■ **Task prompt**
Set down the full listing exactly, character for character.

■ **Supplied data**
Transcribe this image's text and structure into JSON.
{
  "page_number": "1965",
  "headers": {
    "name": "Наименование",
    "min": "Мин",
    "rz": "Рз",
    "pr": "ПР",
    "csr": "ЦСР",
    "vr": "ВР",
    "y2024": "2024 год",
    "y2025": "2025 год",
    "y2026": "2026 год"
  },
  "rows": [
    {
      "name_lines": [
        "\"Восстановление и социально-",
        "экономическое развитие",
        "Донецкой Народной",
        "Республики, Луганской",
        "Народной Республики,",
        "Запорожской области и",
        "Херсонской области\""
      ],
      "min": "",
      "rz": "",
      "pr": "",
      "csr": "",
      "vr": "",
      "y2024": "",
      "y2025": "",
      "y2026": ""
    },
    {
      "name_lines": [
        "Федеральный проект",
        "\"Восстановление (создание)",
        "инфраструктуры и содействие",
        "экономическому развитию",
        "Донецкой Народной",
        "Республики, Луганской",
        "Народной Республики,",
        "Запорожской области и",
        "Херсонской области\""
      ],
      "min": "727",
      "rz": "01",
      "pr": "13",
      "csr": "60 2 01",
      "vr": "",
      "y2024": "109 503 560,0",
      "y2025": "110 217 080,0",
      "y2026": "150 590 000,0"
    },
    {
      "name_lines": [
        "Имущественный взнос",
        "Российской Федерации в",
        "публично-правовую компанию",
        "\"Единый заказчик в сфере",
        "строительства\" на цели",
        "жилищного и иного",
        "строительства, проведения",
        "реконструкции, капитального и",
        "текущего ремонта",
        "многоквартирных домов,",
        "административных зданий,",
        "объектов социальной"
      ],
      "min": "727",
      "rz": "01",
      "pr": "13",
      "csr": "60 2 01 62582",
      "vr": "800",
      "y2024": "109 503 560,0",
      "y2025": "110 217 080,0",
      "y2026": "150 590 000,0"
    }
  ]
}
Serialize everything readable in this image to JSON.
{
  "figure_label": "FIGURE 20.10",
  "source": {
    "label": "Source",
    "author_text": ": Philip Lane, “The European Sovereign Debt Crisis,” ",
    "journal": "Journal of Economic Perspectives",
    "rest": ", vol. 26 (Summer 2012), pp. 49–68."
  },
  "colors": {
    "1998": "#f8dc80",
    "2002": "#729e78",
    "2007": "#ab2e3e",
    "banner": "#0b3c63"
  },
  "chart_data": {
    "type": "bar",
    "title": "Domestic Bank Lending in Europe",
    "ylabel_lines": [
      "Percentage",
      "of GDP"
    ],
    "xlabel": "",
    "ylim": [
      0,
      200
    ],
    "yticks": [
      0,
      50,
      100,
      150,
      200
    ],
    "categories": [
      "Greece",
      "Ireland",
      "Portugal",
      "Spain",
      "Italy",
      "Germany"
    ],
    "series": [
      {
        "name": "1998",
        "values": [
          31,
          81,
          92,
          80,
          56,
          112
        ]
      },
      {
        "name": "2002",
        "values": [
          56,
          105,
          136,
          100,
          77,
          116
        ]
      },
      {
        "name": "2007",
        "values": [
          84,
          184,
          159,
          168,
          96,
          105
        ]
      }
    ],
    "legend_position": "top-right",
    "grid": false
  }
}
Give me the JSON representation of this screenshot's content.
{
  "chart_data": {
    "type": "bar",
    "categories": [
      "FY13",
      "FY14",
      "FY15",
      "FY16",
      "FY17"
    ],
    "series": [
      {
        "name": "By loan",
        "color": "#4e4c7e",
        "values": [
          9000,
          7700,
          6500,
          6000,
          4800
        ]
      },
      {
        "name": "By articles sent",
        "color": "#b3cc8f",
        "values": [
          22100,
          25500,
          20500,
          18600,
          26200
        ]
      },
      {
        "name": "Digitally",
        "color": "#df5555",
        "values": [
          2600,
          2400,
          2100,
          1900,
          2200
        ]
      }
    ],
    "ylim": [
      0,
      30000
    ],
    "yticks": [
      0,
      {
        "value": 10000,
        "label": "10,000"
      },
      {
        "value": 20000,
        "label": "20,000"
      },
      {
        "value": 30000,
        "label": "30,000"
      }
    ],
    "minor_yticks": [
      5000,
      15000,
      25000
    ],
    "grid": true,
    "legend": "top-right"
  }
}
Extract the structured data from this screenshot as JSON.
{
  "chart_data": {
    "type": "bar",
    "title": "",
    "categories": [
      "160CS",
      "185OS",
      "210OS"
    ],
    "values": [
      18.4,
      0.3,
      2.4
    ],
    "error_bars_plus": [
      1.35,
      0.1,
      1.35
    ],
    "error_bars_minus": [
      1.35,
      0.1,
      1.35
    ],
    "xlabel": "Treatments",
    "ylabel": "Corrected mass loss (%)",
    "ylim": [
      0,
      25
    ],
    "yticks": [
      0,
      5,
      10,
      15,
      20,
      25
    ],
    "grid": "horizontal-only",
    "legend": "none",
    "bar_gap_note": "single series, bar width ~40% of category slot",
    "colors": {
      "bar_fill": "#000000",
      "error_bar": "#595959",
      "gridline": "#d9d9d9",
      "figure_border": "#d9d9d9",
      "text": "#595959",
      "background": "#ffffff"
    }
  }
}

■ **Answer to this exercise**
Transcribe this image's text and structure into JSON.
{
  "page_number": "1965",
  "headers": {
    "name": "Наименование",
    "min": "Мин",
    "rz": "Рз",
    "pr": "ПР",
    "csr": "ЦСР",
    "vr": "ВР",
    "y2024": "2024 год",
    "y2025": "2025 год",
    "y2026": "2026 год"
  },
  "rows": [
    {
      "name_lines": [
        "\"Восстановление и социально-",
        "экономическое развитие",
        "Донецкой Народной",
        "Республики, Луганской",
        "Народной Республики,",
        "Запорожской области и",
        "Херсонской области\""
      ],
      "min": "",
      "rz": "",
      "pr": "",
      "csr": "",
      "vr": "",
      "y2024": "",
      "y2025": "",
      "y2026": ""
    },
    {
      "name_lines": [
        "Федеральный проект",
        "\"Восстановление (создание)",
        "инфраструктуры и содействие",
        "экономическому развитию",
        "Донецкой Народной",
        "Республики, Луганской",
        "Народной Республики,",
        "Запорожской области и",
        "Херсонской области\""
      ],
      "min": "727",
      "rz": "01",
      "pr": "13",
      "csr": "60 2 01",
      "vr": "",
      "y2024": "109 503 560,0",
      "y2025": "110 217 080,0",
      "y2026": "150 590 000,0"
    },
    {
      "name_lines": [
        "Имущественный взнос",
        "Российской Федерации в",
        "публично-правовую компанию",
        "\"Единый заказчик в сфере",
        "строительства\" на цели",
        "жилищного и иного",
        "строительства, проведения",
        "реконструкции, капитального и",
        "текущего ремонта",
        "многоквартирных домов,",
        "административных зданий,",
        "объектов социальной"
      ],
      "min": "727",
      "rz": "01",
      "pr": "13",
      "csr": "60 2 01 62582",
      "vr": "800",
      "y2024": "109 503 560,0",
      "y2025": "110 217 080,0",
      "y2026": "150 590 000,0"
    }
  ]
}
Serialize everything readable in this image to JSON.
{
  "figure_label": "FIGURE 20.10",
  "source": {
    "label": "Source",
    "author_text": ": Philip Lane, “The European Sovereign Debt Crisis,” ",
    "journal": "Journal of Economic Perspectives",
    "rest": ", vol. 26 (Summer 2012), pp. 49–68."
  },
  "colors": {
    "1998": "#f8dc80",
    "2002": "#729e78",
    "2007": "#ab2e3e",
    "banner": "#0b3c63"
  },
  "chart_data": {
    "type": "bar",
    "title": "Domestic Bank Lending in Europe",
    "ylabel_lines": [
      "Percentage",
      "of GDP"
    ],
    "xlabel": "",
    "ylim": [
      0,
      200
    ],
    "yticks": [
      0,
      50,
      100,
      150,
      200
    ],
    "categories": [
      "Greece",
      "Ireland",
      "Portugal",
      "Spain",
      "Italy",
      "Germany"
    ],
    "series": [
      {
        "name": "1998",
        "values": [
          31,
          81,
          92,
          80,
          56,
          112
        ]
      },
      {
        "name": "2002",
        "values": [
          56,
          105,
          136,
          100,
          77,
          116
        ]
      },
      {
        "name": "2007",
        "values": [
          84,
          184,
          159,
          168,
          96,
          105
        ]
      }
    ],
    "legend_position": "top-right",
    "grid": false
  }
}
Give me the JSON representation of this screenshot's content.
{
  "chart_data": {
    "type": "bar",
    "categories": [
      "FY13",
      "FY14",
      "FY15",
      "FY16",
      "FY17"
    ],
    "series": [
      {
        "name": "By loan",
        "color": "#4e4c7e",
        "values": [
          9000,
          7700,
          6500,
          6000,
          4800
        ]
      },
      {
        "name": "By articles sent",
        "color": "#b3cc8f",
        "values": [
          22100,
          25500,
          20500,
          18600,
          26200
        ]
      },
      {
        "name": "Digitally",
        "color": "#df5555",
        "values": [
          2600,
          2400,
          2100,
          1900,
          2200
        ]
      }
    ],
    "ylim": [
      0,
      30000
    ],
    "yticks": [
      0,
      {
        "value": 10000,
        "label": "10,000"
      },
      {
        "value": 20000,
        "label": "20,000"
      },
      {
        "value": 30000,
        "label": "30,000"
      }
    ],
    "minor_yticks": [
      5000,
      15000,
      25000
    ],
    "grid": true,
    "legend": "top-right"
  }
}
Extract the structured data from this screenshot as JSON.
{
  "chart_data": {
    "type": "bar",
    "title": "",
    "categories": [
      "160CS",
      "185OS",
      "210OS"
    ],
    "values": [
      18.4,
      0.3,
      2.4
    ],
    "error_bars_plus": [
      1.35,
      0.1,
      1.35
    ],
    "error_bars_minus": [
      1.35,
      0.1,
      1.35
    ],
    "xlabel": "Treatments",
    "ylabel": "Corrected mass loss (%)",
    "ylim": [
      0,
      25
    ],
    "yticks": [
      0,
      5,
      10,
      15,
      20,
      25
    ],
    "grid": "horizontal-only",
    "legend": "none",
    "bar_gap_note": "single series, bar width ~40% of category slot",
    "colors": {
      "bar_fill": "#000000",
      "error_bar": "#595959",
      "gridline": "#d9d9d9",
      "figure_border": "#d9d9d9",
      "text": "#595959",
      "background": "#ffffff"
    }
  }
}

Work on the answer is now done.